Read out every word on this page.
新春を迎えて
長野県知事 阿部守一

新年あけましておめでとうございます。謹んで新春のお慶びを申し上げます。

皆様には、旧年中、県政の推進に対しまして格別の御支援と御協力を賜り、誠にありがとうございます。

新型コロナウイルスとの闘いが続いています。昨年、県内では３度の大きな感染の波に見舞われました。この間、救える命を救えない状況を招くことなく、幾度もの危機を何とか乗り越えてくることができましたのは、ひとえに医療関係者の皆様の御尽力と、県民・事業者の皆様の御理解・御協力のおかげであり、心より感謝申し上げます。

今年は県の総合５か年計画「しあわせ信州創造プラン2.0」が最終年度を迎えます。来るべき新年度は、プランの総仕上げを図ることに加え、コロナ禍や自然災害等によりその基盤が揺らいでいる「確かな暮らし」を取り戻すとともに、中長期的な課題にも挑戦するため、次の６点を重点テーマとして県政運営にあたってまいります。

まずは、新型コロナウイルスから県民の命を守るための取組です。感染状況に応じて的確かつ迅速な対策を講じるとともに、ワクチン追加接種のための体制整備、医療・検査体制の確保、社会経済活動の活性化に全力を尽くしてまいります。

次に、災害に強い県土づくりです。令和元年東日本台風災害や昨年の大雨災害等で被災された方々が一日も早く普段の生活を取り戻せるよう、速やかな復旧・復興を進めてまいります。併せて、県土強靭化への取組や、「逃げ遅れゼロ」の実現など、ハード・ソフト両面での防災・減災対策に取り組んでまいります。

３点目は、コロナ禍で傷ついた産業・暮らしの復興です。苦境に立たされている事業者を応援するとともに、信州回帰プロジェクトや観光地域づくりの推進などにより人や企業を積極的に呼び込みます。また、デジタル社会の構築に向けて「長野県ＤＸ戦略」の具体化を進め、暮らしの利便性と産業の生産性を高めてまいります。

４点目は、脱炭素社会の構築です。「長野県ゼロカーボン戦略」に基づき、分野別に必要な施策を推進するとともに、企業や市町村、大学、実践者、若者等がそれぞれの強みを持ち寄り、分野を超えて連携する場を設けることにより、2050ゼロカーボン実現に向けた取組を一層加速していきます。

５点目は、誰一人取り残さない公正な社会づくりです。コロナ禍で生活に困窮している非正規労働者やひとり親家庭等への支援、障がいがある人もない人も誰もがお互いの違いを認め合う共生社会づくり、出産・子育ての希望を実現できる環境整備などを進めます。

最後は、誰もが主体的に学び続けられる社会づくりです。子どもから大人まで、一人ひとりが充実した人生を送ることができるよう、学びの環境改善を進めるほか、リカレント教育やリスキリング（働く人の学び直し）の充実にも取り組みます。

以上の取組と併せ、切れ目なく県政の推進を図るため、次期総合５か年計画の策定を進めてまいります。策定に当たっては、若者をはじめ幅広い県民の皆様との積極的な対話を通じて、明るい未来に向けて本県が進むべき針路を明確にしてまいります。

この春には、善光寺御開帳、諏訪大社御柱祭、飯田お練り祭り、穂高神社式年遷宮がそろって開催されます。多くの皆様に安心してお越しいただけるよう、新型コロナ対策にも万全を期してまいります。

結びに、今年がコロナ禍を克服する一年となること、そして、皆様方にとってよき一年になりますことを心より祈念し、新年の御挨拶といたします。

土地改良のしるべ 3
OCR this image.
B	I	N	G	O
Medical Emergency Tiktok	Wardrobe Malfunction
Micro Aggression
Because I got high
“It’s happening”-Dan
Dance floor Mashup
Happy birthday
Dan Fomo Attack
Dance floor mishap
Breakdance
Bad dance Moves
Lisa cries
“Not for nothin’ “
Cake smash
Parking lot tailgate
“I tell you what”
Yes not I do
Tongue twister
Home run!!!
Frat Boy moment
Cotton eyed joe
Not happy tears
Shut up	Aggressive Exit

--- Objective ---
Copy every line above that includes the string "this".

--- Completed exercise ---
Read out every word on this page.
OCR this image.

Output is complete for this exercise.